What you need to do:
From the entries that follow, list every line in which the string "problem" appears.

Data extract:

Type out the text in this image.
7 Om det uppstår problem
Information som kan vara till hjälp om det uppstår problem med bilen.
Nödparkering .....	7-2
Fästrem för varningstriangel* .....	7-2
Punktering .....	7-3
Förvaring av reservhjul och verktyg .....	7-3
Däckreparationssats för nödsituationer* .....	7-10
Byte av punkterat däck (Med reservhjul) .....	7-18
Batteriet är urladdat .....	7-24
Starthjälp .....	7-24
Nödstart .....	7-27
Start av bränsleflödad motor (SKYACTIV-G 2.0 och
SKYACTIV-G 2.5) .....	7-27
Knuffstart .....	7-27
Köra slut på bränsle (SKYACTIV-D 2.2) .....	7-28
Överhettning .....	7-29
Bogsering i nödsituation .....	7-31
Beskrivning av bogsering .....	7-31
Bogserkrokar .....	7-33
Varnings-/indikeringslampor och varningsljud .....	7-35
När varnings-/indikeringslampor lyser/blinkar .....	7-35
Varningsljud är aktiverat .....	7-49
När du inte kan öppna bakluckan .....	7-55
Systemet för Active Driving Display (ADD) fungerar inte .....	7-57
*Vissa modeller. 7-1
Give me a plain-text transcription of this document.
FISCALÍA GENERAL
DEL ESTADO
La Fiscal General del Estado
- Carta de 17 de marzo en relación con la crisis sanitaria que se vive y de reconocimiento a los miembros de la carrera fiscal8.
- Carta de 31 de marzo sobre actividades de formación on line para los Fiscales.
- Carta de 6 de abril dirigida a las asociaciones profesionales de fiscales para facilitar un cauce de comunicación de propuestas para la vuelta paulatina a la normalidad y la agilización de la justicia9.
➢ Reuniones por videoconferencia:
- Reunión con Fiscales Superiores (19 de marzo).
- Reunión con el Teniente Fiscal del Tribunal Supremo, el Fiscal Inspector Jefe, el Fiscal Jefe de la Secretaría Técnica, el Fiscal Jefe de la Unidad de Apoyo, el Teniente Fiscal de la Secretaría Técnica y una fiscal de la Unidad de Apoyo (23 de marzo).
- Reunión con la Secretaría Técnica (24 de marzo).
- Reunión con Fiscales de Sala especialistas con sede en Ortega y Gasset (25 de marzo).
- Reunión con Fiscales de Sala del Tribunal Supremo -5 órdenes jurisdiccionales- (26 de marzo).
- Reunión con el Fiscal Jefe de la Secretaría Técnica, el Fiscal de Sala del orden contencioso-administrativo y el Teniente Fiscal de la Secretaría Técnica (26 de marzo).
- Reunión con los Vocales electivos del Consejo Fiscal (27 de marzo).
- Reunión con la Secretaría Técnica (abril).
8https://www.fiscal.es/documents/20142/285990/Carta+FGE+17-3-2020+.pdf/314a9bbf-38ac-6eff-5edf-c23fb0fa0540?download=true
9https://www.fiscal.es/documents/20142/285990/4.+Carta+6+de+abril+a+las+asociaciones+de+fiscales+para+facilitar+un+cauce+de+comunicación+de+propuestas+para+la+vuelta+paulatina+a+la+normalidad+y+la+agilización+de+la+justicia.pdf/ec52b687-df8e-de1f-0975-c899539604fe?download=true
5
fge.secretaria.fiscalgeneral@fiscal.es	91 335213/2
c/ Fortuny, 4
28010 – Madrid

Response to this exercise:
7 Om det uppstår problem
Information som kan vara till hjälp om det uppstår problem med bilen.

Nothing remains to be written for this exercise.